ACTIVITY
Would you give the data below back exactly as it reads?

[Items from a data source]

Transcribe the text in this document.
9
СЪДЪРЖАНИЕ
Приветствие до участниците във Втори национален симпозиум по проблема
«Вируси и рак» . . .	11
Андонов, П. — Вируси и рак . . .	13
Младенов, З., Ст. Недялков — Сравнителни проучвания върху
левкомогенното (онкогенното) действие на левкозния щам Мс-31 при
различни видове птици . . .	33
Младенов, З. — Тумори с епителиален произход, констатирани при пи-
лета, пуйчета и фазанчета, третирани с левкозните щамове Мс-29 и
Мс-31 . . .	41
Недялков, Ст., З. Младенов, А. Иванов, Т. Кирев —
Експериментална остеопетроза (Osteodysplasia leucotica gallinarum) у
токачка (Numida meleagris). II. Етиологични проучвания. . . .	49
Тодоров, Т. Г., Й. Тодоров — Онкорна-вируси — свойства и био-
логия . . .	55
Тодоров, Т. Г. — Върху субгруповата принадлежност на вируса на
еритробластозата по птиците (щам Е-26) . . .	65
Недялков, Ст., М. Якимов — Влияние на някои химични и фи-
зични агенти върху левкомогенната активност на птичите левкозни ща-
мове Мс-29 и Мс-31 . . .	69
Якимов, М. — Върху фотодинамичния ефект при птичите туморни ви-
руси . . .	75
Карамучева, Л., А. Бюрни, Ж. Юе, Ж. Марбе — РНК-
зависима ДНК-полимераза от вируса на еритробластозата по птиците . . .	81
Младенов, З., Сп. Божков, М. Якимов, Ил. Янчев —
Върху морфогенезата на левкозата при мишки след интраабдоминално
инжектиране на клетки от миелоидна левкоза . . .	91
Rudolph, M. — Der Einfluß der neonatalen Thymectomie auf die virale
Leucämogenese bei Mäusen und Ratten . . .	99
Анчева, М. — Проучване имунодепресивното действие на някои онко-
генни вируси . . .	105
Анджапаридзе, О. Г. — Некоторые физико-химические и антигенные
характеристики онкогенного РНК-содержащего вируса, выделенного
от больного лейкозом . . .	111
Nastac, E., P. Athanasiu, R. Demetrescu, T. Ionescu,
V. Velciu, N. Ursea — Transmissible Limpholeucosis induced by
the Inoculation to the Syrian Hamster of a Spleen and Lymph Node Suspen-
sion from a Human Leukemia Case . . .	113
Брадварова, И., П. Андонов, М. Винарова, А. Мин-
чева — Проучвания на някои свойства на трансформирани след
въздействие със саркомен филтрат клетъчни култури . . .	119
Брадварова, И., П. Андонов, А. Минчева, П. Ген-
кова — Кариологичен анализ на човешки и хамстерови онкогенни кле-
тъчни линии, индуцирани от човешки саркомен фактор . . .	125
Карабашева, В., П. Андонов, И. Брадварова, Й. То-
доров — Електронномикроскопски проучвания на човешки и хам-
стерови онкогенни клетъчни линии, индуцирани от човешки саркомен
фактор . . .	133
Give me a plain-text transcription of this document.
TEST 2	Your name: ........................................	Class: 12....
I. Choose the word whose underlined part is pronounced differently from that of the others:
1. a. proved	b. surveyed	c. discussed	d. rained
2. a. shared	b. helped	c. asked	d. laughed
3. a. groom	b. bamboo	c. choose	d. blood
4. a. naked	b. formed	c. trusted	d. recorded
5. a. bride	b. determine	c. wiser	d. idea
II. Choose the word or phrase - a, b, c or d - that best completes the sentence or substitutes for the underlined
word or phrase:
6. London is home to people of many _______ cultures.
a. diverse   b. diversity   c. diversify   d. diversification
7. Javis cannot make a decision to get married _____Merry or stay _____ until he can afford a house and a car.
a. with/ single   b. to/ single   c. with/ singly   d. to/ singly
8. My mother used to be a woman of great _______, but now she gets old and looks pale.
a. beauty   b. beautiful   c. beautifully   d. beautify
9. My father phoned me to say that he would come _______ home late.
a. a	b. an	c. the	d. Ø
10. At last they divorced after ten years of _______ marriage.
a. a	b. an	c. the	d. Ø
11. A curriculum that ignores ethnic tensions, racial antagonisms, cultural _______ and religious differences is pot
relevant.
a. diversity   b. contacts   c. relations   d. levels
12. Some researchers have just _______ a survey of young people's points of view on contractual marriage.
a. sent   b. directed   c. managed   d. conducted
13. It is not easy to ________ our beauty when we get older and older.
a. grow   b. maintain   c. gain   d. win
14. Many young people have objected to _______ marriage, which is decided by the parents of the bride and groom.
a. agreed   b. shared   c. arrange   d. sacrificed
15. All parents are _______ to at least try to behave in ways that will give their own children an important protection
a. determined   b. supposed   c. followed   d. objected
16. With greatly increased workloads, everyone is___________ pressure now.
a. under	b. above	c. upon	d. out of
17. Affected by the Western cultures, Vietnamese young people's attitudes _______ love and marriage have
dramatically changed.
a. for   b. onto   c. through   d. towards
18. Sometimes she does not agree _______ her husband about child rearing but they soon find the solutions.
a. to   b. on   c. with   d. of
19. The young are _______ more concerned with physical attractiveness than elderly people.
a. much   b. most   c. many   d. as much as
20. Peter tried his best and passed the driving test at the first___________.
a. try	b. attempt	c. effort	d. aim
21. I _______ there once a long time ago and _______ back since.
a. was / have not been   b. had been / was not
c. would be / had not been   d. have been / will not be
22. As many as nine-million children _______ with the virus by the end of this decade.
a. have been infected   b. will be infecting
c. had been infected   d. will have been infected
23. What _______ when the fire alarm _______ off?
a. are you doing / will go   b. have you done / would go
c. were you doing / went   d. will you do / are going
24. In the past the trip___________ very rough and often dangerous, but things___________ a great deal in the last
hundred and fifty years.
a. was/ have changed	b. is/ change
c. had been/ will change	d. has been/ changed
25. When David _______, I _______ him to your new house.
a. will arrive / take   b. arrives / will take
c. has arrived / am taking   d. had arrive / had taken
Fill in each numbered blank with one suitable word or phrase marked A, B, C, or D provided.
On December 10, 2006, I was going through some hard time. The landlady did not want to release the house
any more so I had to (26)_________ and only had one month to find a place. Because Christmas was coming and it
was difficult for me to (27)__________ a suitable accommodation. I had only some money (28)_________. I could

PROBLEM SOLUTION
Transcribe the text in this document.
9
СЪДЪРЖАНИЕ
Приветствие до участниците във Втори национален симпозиум по проблема
«Вируси и рак» . . .	11
Андонов, П. — Вируси и рак . . .	13
Младенов, З., Ст. Недялков — Сравнителни проучвания върху
левкомогенното (онкогенното) действие на левкозния щам Мс-31 при
различни видове птици . . .	33
Младенов, З. — Тумори с епителиален произход, констатирани при пи-
лета, пуйчета и фазанчета, третирани с левкозните щамове Мс-29 и
Мс-31 . . .	41
Недялков, Ст., З. Младенов, А. Иванов, Т. Кирев —
Експериментална остеопетроза (Osteodysplasia leucotica gallinarum) у
токачка (Numida meleagris). II. Етиологични проучвания. . . .	49
Тодоров, Т. Г., Й. Тодоров — Онкорна-вируси — свойства и био-
логия . . .	55
Тодоров, Т. Г. — Върху субгруповата принадлежност на вируса на
еритробластозата по птиците (щам Е-26) . . .	65
Недялков, Ст., М. Якимов — Влияние на някои химични и фи-
зични агенти върху левкомогенната активност на птичите левкозни ща-
мове Мс-29 и Мс-31 . . .	69
Якимов, М. — Върху фотодинамичния ефект при птичите туморни ви-
руси . . .	75
Карамучева, Л., А. Бюрни, Ж. Юе, Ж. Марбе — РНК-
зависима ДНК-полимераза от вируса на еритробластозата по птиците . . .	81
Младенов, З., Сп. Божков, М. Якимов, Ил. Янчев —
Върху морфогенезата на левкозата при мишки след интраабдоминално
инжектиране на клетки от миелоидна левкоза . . .	91
Rudolph, M. — Der Einfluß der neonatalen Thymectomie auf die virale
Leucämogenese bei Mäusen und Ratten . . .	99
Анчева, М. — Проучване имунодепресивното действие на някои онко-
генни вируси . . .	105
Анджапаридзе, О. Г. — Некоторые физико-химические и антигенные
характеристики онкогенного РНК-содержащего вируса, выделенного
от больного лейкозом . . .	111
Nastac, E., P. Athanasiu, R. Demetrescu, T. Ionescu,
V. Velciu, N. Ursea — Transmissible Limpholeucosis induced by
the Inoculation to the Syrian Hamster of a Spleen and Lymph Node Suspen-
sion from a Human Leukemia Case . . .	113
Брадварова, И., П. Андонов, М. Винарова, А. Мин-
чева — Проучвания на някои свойства на трансформирани след
въздействие със саркомен филтрат клетъчни култури . . .	119
Брадварова, И., П. Андонов, А. Минчева, П. Ген-
кова — Кариологичен анализ на човешки и хамстерови онкогенни кле-
тъчни линии, индуцирани от човешки саркомен фактор . . .	125
Карабашева, В., П. Андонов, И. Брадварова, Й. То-
доров — Електронномикроскопски проучвания на човешки и хам-
стерови онкогенни клетъчни линии, индуцирани от човешки саркомен
фактор . . .	133
Give me a plain-text transcription of this document.
TEST 2	Your name: ........................................	Class: 12....
I. Choose the word whose underlined part is pronounced differently from that of the others:
1. a. proved	b. surveyed	c. discussed	d. rained
2. a. shared	b. helped	c. asked	d. laughed
3. a. groom	b. bamboo	c. choose	d. blood
4. a. naked	b. formed	c. trusted	d. recorded
5. a. bride	b. determine	c. wiser	d. idea
II. Choose the word or phrase - a, b, c or d - that best completes the sentence or substitutes for the underlined
word or phrase:
6. London is home to people of many _______ cultures.
a. diverse   b. diversity   c. diversify   d. diversification
7. Javis cannot make a decision to get married _____Merry or stay _____ until he can afford a house and a car.
a. with/ single   b. to/ single   c. with/ singly   d. to/ singly
8. My mother used to be a woman of great _______, but now she gets old and looks pale.
a. beauty   b. beautiful   c. beautifully   d. beautify
9. My father phoned me to say that he would come _______ home late.
a. a	b. an	c. the	d. Ø
10. At last they divorced after ten years of _______ marriage.
a. a	b. an	c. the	d. Ø
11. A curriculum that ignores ethnic tensions, racial antagonisms, cultural _______ and religious differences is pot
relevant.
a. diversity   b. contacts   c. relations   d. levels
12. Some researchers have just _______ a survey of young people's points of view on contractual marriage.
a. sent   b. directed   c. managed   d. conducted
13. It is not easy to ________ our beauty when we get older and older.
a. grow   b. maintain   c. gain   d. win
14. Many young people have objected to _______ marriage, which is decided by the parents of the bride and groom.
a. agreed   b. shared   c. arrange   d. sacrificed
15. All parents are _______ to at least try to behave in ways that will give their own children an important protection
a. determined   b. supposed   c. followed   d. objected
16. With greatly increased workloads, everyone is___________ pressure now.
a. under	b. above	c. upon	d. out of
17. Affected by the Western cultures, Vietnamese young people's attitudes _______ love and marriage have
dramatically changed.
a. for   b. onto   c. through   d. towards
18. Sometimes she does not agree _______ her husband about child rearing but they soon find the solutions.
a. to   b. on   c. with   d. of
19. The young are _______ more concerned with physical attractiveness than elderly people.
a. much   b. most   c. many   d. as much as
20. Peter tried his best and passed the driving test at the first___________.
a. try	b. attempt	c. effort	d. aim
21. I _______ there once a long time ago and _______ back since.
a. was / have not been   b. had been / was not
c. would be / had not been   d. have been / will not be
22. As many as nine-million children _______ with the virus by the end of this decade.
a. have been infected   b. will be infecting
c. had been infected   d. will have been infected
23. What _______ when the fire alarm _______ off?
a. are you doing / will go   b. have you done / would go
c. were you doing / went   d. will you do / are going
24. In the past the trip___________ very rough and often dangerous, but things___________ a great deal in the last
hundred and fifty years.
a. was/ have changed	b. is/ change
c. had been/ will change	d. has been/ changed
25. When David _______, I _______ him to your new house.
a. will arrive / take   b. arrives / will take
c. has arrived / am taking   d. had arrive / had taken
Fill in each numbered blank with one suitable word or phrase marked A, B, C, or D provided.
On December 10, 2006, I was going through some hard time. The landlady did not want to release the house
any more so I had to (26)_________ and only had one month to find a place. Because Christmas was coming and it
was difficult for me to (27)__________ a suitable accommodation. I had only some money (28)_________. I could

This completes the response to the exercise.